• _Written task_
Transcribe all the entries word for word, but omit the images.

-=-=-

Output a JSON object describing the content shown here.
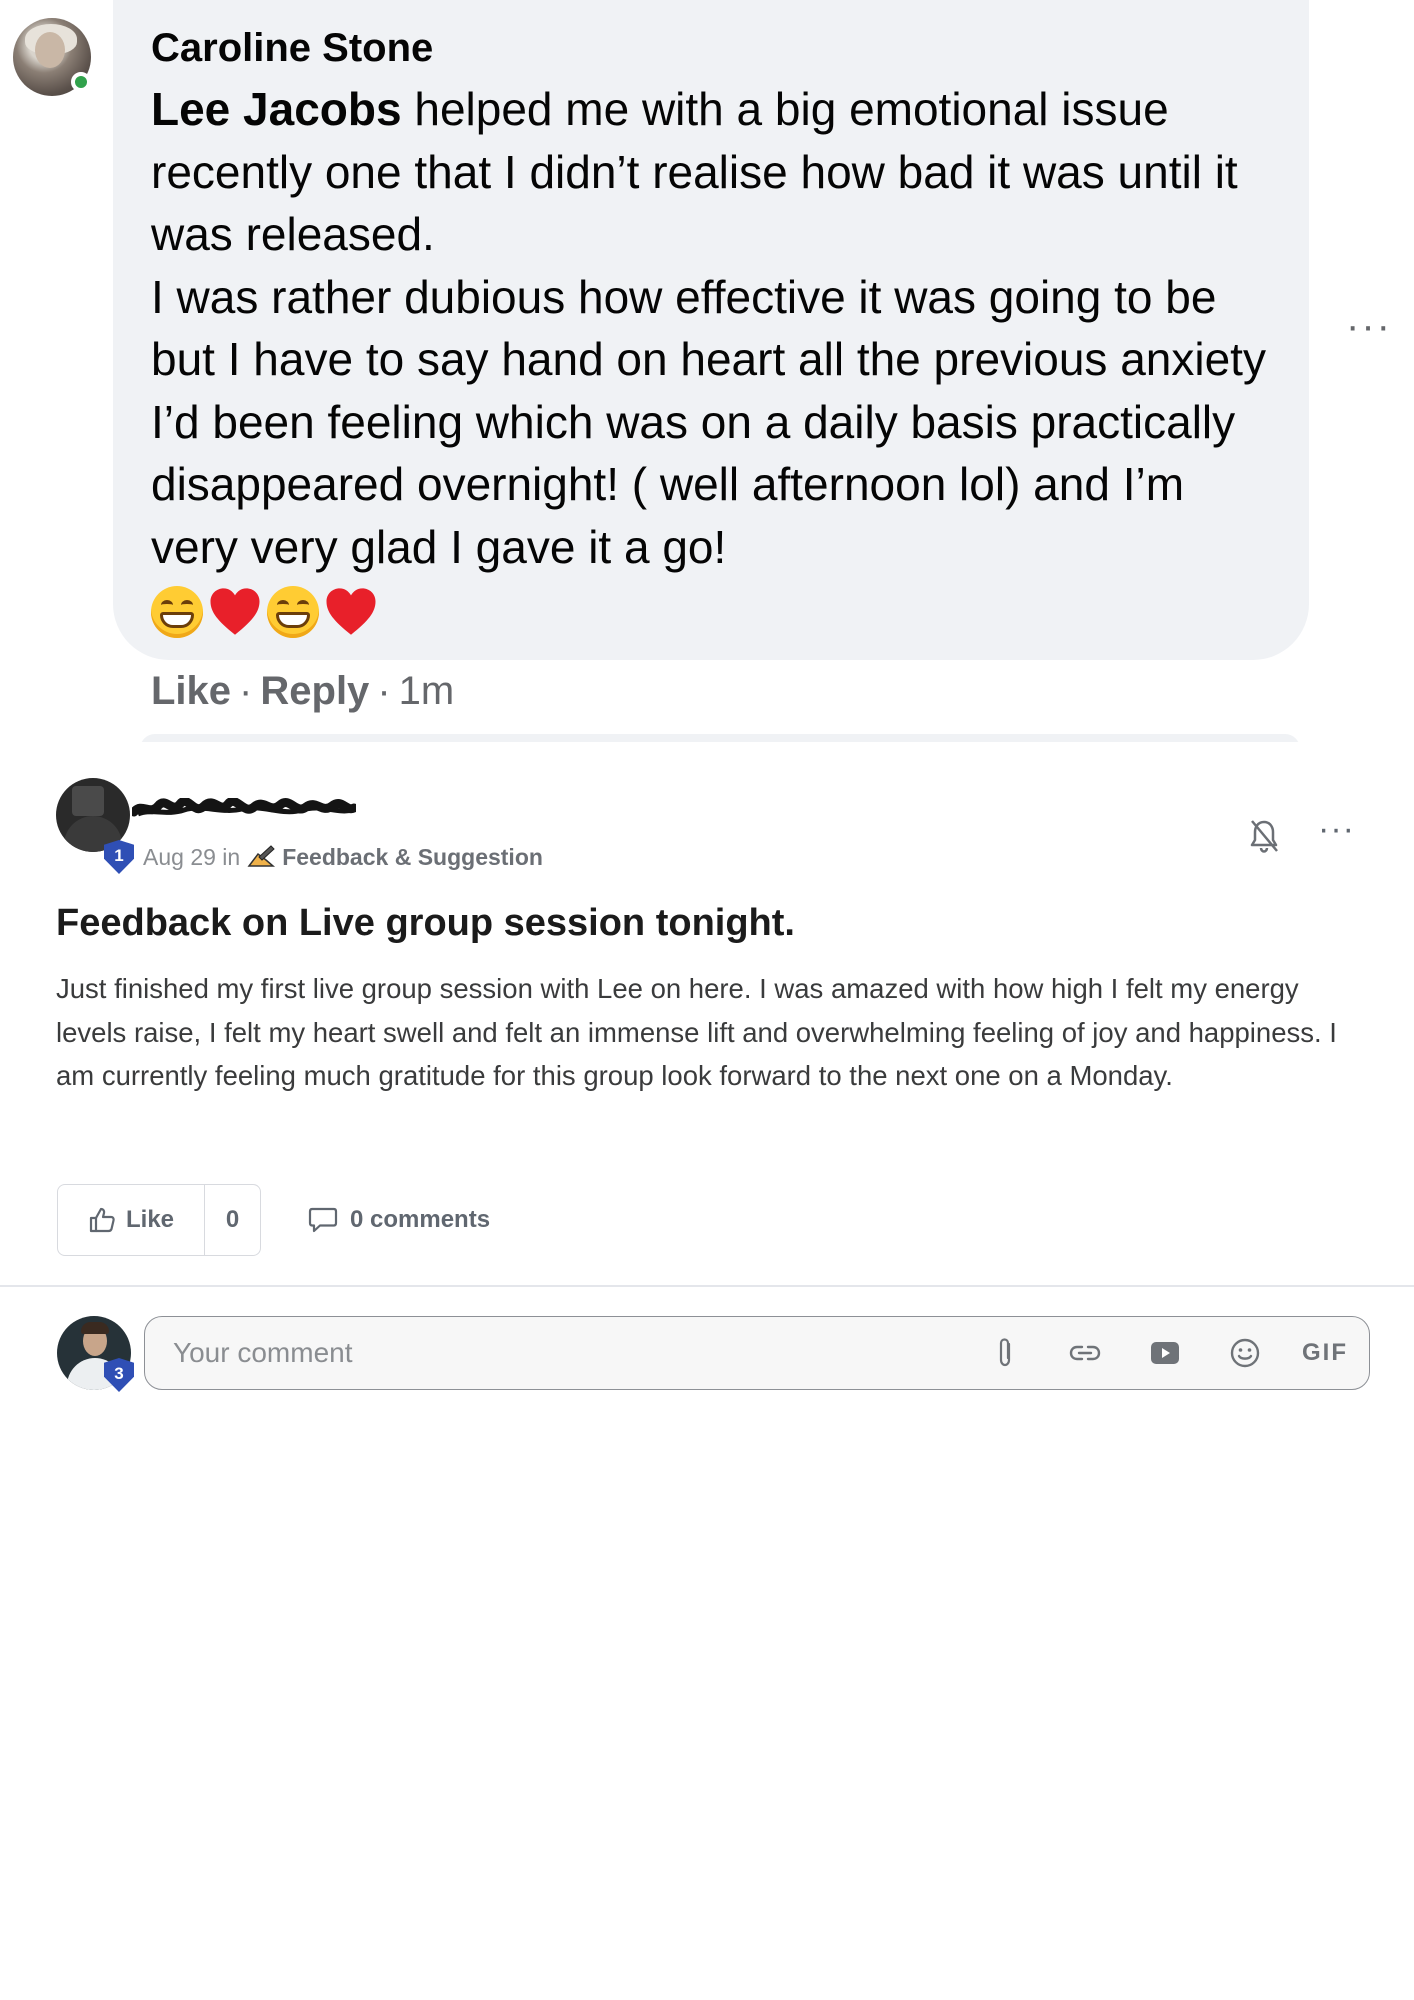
{
  "facebook_comment": {
    "author": "Caroline Stone",
    "mention": "Lee Jacobs",
    "paragraph_1": " helped me with a big emotional issue recently one that I didn’t realise how bad it was until it was released.",
    "paragraph_2": "I was rather dubious how effective it was going to be but I have to say hand on heart all the previous anxiety I’d been feeling which was on a daily basis practically disappeared overnight! ( well afternoon lol) and I’m very very glad I gave it a go!",
    "emojis": [
      "grinning-face",
      "red-heart",
      "grinning-face",
      "red-heart"
    ],
    "actions": {
      "like": "Like",
      "sep": "·",
      "reply": "Reply",
      "time": "1m"
    },
    "more": "···"
  },
  "post": {
    "meta_date": "Aug 29 in",
    "category": "Feedback & Suggestion",
    "title": "Feedback on Live group session tonight.",
    "body": "Just finished my first live group session with Lee on here. I was amazed with how high I felt my energy levels raise, I felt my heart swell and felt an immense lift and overwhelming feeling of joy and happiness. I am currently feeling much gratitude for this group look forward to the next one on a Monday.",
    "like_label": "Like",
    "like_count": "0",
    "comments_label": "0 comments",
    "more": "···",
    "author_level": "1"
  },
  "comment_input": {
    "placeholder": "Your comment",
    "user_level": "3",
    "gif_label": "GIF"
  },
  "colors": {
    "fb_bubble": "#f0f2f5",
    "online_green": "#31a24c",
    "level_badge_blue": "#2f4fb5"
  }
}
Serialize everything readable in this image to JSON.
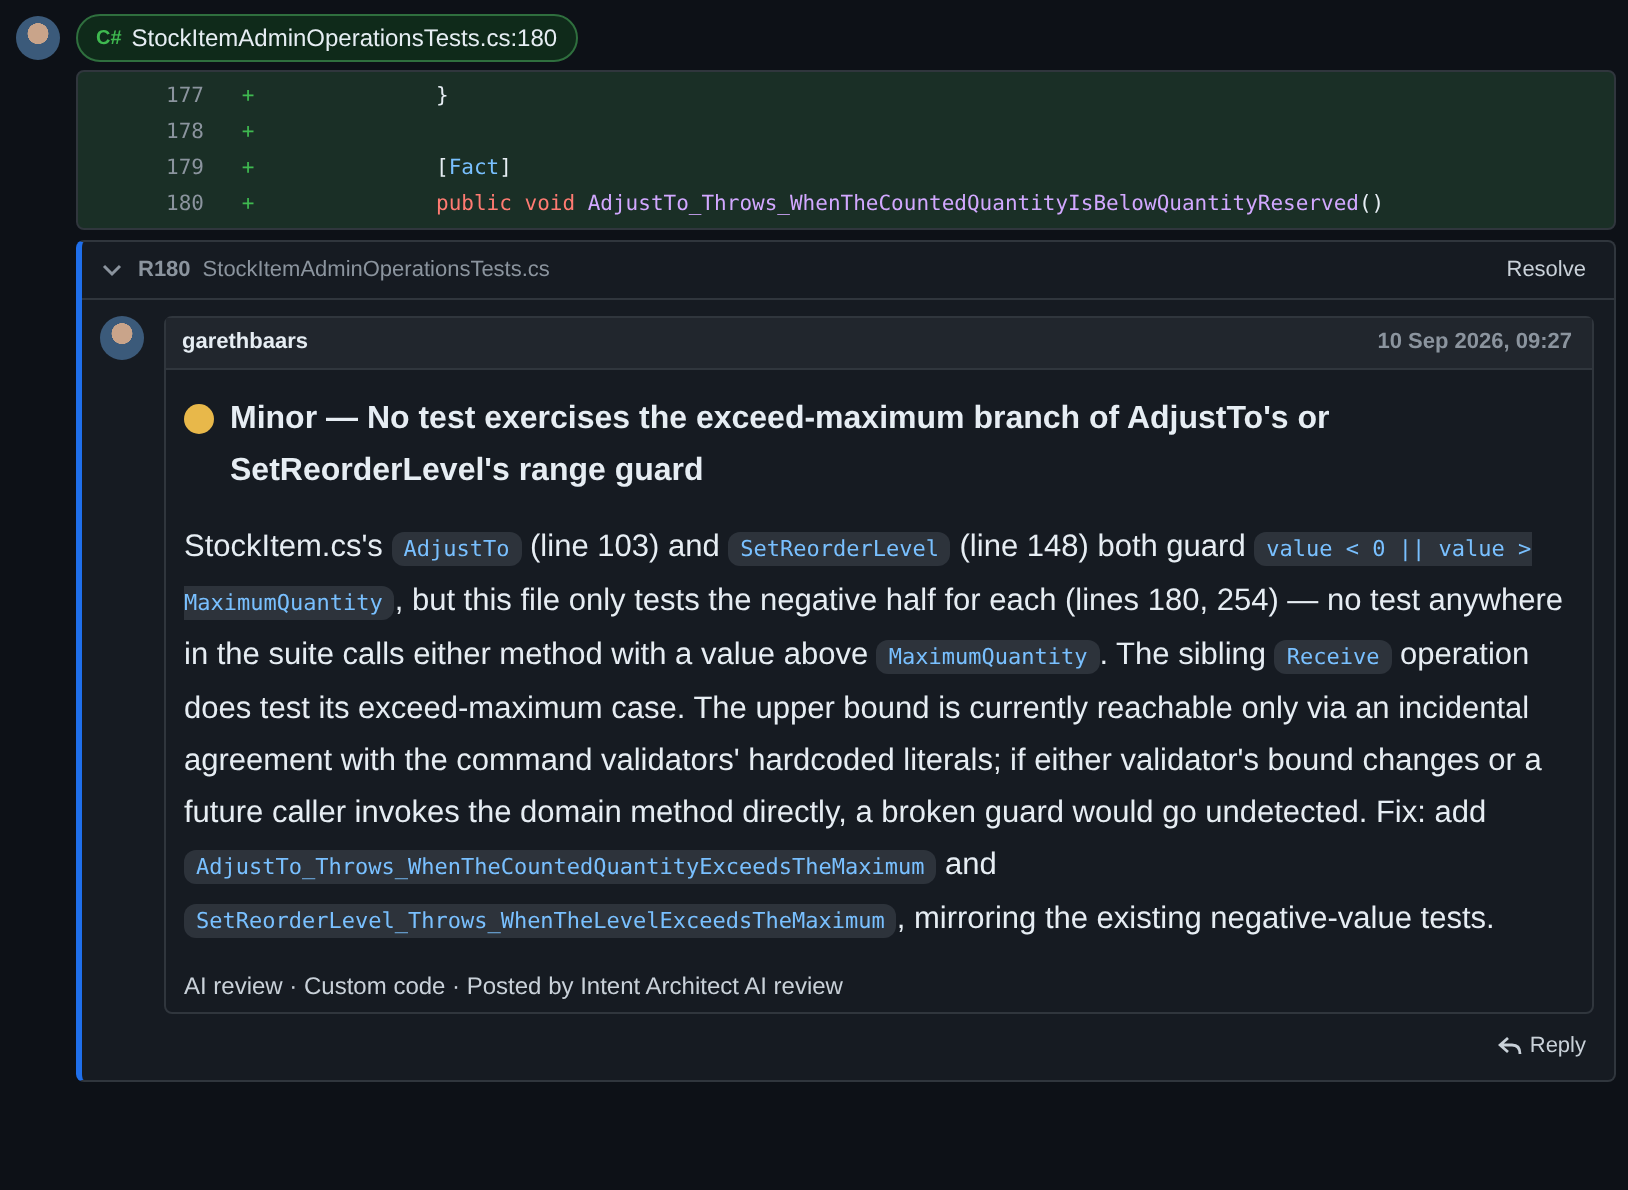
{
  "file_chip": {
    "language": "C#",
    "label": "StockItemAdminOperationsTests.cs:180"
  },
  "diff_lines": [
    {
      "number": "177",
      "marker": "+",
      "tokens": [
        {
          "kind": "punct",
          "text": "}"
        }
      ]
    },
    {
      "number": "178",
      "marker": "+"
    },
    {
      "number": "179",
      "marker": "+",
      "tokens": [
        {
          "kind": "punct",
          "text": "["
        },
        {
          "kind": "attribute",
          "text": "Fact"
        },
        {
          "kind": "punct",
          "text": "]"
        }
      ]
    },
    {
      "number": "180",
      "marker": "+",
      "tokens": [
        {
          "kind": "keyword",
          "text": "public void"
        },
        {
          "kind": "method",
          "text": "AdjustTo_Throws_WhenTheCountedQuantityIsBelowQuantityReserved"
        },
        {
          "kind": "punct",
          "text": "()"
        }
      ]
    }
  ],
  "thread": {
    "expanded": true,
    "line_ref": "R180",
    "file": "StockItemAdminOperationsTests.cs",
    "resolve_label": "Resolve",
    "comment": {
      "author": "garethbaars",
      "date": "10 Sep 2026, 09:27",
      "heading": "Minor — No test exercises the exceed-maximum branch of AdjustTo's or SetReorderLevel's range guard",
      "kind": "minor",
      "body": [
        {
          "kind": "text",
          "text": "StockItem.cs's "
        },
        {
          "kind": "code",
          "text": "AdjustTo"
        },
        {
          "kind": "text",
          "text": " (line 103) and "
        },
        {
          "kind": "code",
          "text": "SetReorderLevel"
        },
        {
          "kind": "text",
          "text": " (line 148) both guard "
        },
        {
          "kind": "code",
          "text": "value < 0 || value > MaximumQuantity"
        },
        {
          "kind": "text",
          "text": ", but this file only tests the negative half for each (lines 180, 254) — no test anywhere in the suite calls either method with a value above "
        },
        {
          "kind": "code",
          "text": "MaximumQuantity"
        },
        {
          "kind": "text",
          "text": ". The sibling "
        },
        {
          "kind": "code",
          "text": "Receive"
        },
        {
          "kind": "text",
          "text": " operation does test its exceed-maximum case. The upper bound is currently reachable only via an incidental agreement with the command validators' hardcoded literals; if either validator's bound changes or a future caller invokes the domain method directly, a broken guard would go undetected. Fix: add "
        },
        {
          "kind": "code",
          "text": "AdjustTo_Throws_WhenTheCountedQuantityExceedsTheMaximum"
        },
        {
          "kind": "text",
          "text": " and "
        },
        {
          "kind": "code",
          "text": "SetReorderLevel_Throws_WhenTheLevelExceedsTheMaximum"
        },
        {
          "kind": "text",
          "text": ", mirroring the existing negative-value tests."
        }
      ],
      "footer": "AI review · Custom code · Posted by Intent Architect AI review"
    },
    "reply_label": "Reply"
  }
}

-=-=-

• _Output for this exercise_
Output a JSON object describing the content shown here.
{
  "facebook_comment": {
    "author": "Caroline Stone",
    "mention": "Lee Jacobs",
    "paragraph_1": " helped me with a big emotional issue recently one that I didn’t realise how bad it was until it was released.",
    "paragraph_2": "I was rather dubious how effective it was going to be but I have to say hand on heart all the previous anxiety I’d been feeling which was on a daily basis practically disappeared overnight! ( well afternoon lol) and I’m very very glad I gave it a go!",
    "emojis": [
      "grinning-face",
      "red-heart",
      "grinning-face",
      "red-heart"
    ],
    "actions": {
      "like": "Like",
      "sep": "·",
      "reply": "Reply",
      "time": "1m"
    },
    "more": "···"
  },
  "post": {
    "meta_date": "Aug 29 in",
    "category": "Feedback & Suggestion",
    "title": "Feedback on Live group session tonight.",
    "body": "Just finished my first live group session with Lee on here. I was amazed with how high I felt my energy levels raise, I felt my heart swell and felt an immense lift and overwhelming feeling of joy and happiness. I am currently feeling much gratitude for this group look forward to the next one on a Monday.",
    "like_label": "Like",
    "like_count": "0",
    "comments_label": "0 comments",
    "more": "···",
    "author_level": "1"
  },
  "comment_input": {
    "placeholder": "Your comment",
    "user_level": "3",
    "gif_label": "GIF"
  },
  "colors": {
    "fb_bubble": "#f0f2f5",
    "online_green": "#31a24c",
    "level_badge_blue": "#2f4fb5"
  }
}
Serialize everything readable in this image to JSON.
{
  "file_chip": {
    "language": "C#",
    "label": "StockItemAdminOperationsTests.cs:180"
  },
  "diff_lines": [
    {
      "number": "177",
      "marker": "+",
      "tokens": [
        {
          "kind": "punct",
          "text": "}"
        }
      ]
    },
    {
      "number": "178",
      "marker": "+"
    },
    {
      "number": "179",
      "marker": "+",
      "tokens": [
        {
          "kind": "punct",
          "text": "["
        },
        {
          "kind": "attribute",
          "text": "Fact"
        },
        {
          "kind": "punct",
          "text": "]"
        }
      ]
    },
    {
      "number": "180",
      "marker": "+",
      "tokens": [
        {
          "kind": "keyword",
          "text": "public void"
        },
        {
          "kind": "method",
          "text": "AdjustTo_Throws_WhenTheCountedQuantityIsBelowQuantityReserved"
        },
        {
          "kind": "punct",
          "text": "()"
        }
      ]
    }
  ],
  "thread": {
    "expanded": true,
    "line_ref": "R180",
    "file": "StockItemAdminOperationsTests.cs",
    "resolve_label": "Resolve",
    "comment": {
      "author": "garethbaars",
      "date": "10 Sep 2026, 09:27",
      "heading": "Minor — No test exercises the exceed-maximum branch of AdjustTo's or SetReorderLevel's range guard",
      "kind": "minor",
      "body": [
        {
          "kind": "text",
          "text": "StockItem.cs's "
        },
        {
          "kind": "code",
          "text": "AdjustTo"
        },
        {
          "kind": "text",
          "text": " (line 103) and "
        },
        {
          "kind": "code",
          "text": "SetReorderLevel"
        },
        {
          "kind": "text",
          "text": " (line 148) both guard "
        },
        {
          "kind": "code",
          "text": "value < 0 || value > MaximumQuantity"
        },
        {
          "kind": "text",
          "text": ", but this file only tests the negative half for each (lines 180, 254) — no test anywhere in the suite calls either method with a value above "
        },
        {
          "kind": "code",
          "text": "MaximumQuantity"
        },
        {
          "kind": "text",
          "text": ". The sibling "
        },
        {
          "kind": "code",
          "text": "Receive"
        },
        {
          "kind": "text",
          "text": " operation does test its exceed-maximum case. The upper bound is currently reachable only via an incidental agreement with the command validators' hardcoded literals; if either validator's bound changes or a future caller invokes the domain method directly, a broken guard would go undetected. Fix: add "
        },
        {
          "kind": "code",
          "text": "AdjustTo_Throws_WhenTheCountedQuantityExceedsTheMaximum"
        },
        {
          "kind": "text",
          "text": " and "
        },
        {
          "kind": "code",
          "text": "SetReorderLevel_Throws_WhenTheLevelExceedsTheMaximum"
        },
        {
          "kind": "text",
          "text": ", mirroring the existing negative-value tests."
        }
      ],
      "footer": "AI review · Custom code · Posted by Intent Architect AI review"
    },
    "reply_label": "Reply"
  }
}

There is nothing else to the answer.